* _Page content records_
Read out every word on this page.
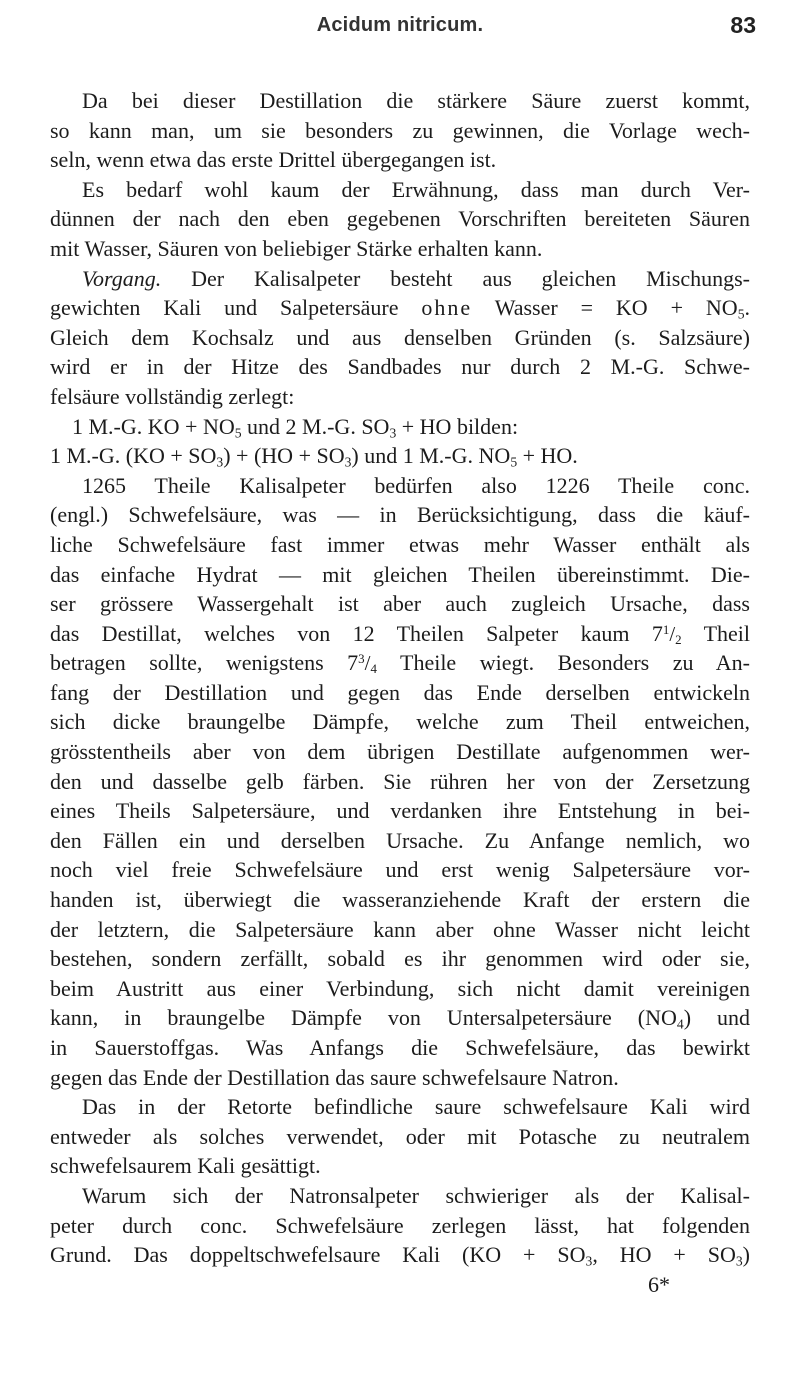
Acidum nitricum.	83
Da bei dieser Destillation die stärkere Säure zuerst kommt,
so kann man, um sie besonders zu gewinnen, die Vorlage wech-
seln, wenn etwa das erste Drittel übergegangen ist.
Es bedarf wohl kaum der Erwähnung, dass man durch Ver-
dünnen der nach den eben gegebenen Vorschriften bereiteten Säuren
mit Wasser, Säuren von beliebiger Stärke erhalten kann.
Vorgang. Der Kalisalpeter besteht aus gleichen Mischungs-
gewichten Kali und Salpetersäure ohne Wasser = KO + $NO_5$.
Gleich dem Kochsalz und aus denselben Gründen (s. Salzsäure)
wird er in der Hitze des Sandbades nur durch 2 M.-G. Schwe-
felsäure vollständig zerlegt:
1 M.-G. KO + $NO_5$ und 2 M.-G. $SO_3$ + HO bilden:
1 M.-G. $(KO + SO_3) + (HO + SO_3)$ und 1 M.-G. $NO_5$ + HO.
1265 Theile Kalisalpeter bedürfen also 1226 Theile conc.
(engl.) Schwefelsäure, was — in Berücksichtigung, dass die käuf-
liche Schwefelsäure fast immer etwas mehr Wasser enthält als
das einfache Hydrat — mit gleichen Theilen übereinstimmt. Die-
ser grössere Wassergehalt ist aber auch zugleich Ursache, dass
das Destillat, welches von 12 Theilen Salpeter kaum $7^1/_2$ Theil
betragen sollte, wenigstens $7^3/_4$ Theile wiegt. Besonders zu An-
fang der Destillation und gegen das Ende derselben entwickeln
sich dicke braungelbe Dämpfe, welche zum Theil entweichen,
grösstentheils aber von dem übrigen Destillate aufgenommen wer-
den und dasselbe gelb färben. Sie rühren her von der Zersetzung
eines Theils Salpetersäure, und verdanken ihre Entstehung in bei-
den Fällen ein und derselben Ursache. Zu Anfange nemlich, wo
noch viel freie Schwefelsäure und erst wenig Salpetersäure vor-
handen ist, überwiegt die wasseranziehende Kraft der erstern die
der letztern, die Salpetersäure kann aber ohne Wasser nicht leicht
bestehen, sondern zerfällt, sobald es ihr genommen wird oder sie,
beim Austritt aus einer Verbindung, sich nicht damit vereinigen
kann, in braungelbe Dämpfe von Untersalpetersäure $(NO_4)$ und
in Sauerstoffgas. Was Anfangs die Schwefelsäure, das bewirkt
gegen das Ende der Destillation das saure schwefelsaure Natron.
Das in der Retorte befindliche saure schwefelsaure Kali wird
entweder als solches verwendet, oder mit Potasche zu neutralem
schwefelsaurem Kali gesättigt.
Warum sich der Natronsalpeter schwieriger als der Kalisal-
peter durch conc. Schwefelsäure zerlegen lässt, hat folgenden
Grund. Das doppeltschwefelsaure Kali ($KO + SO_3$, HO + $SO_3$)
6*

* _Work to be completed_
Work out how many lines in the records above contain the word "gleichen", and reply with that number alone.

* _Result of the task_
2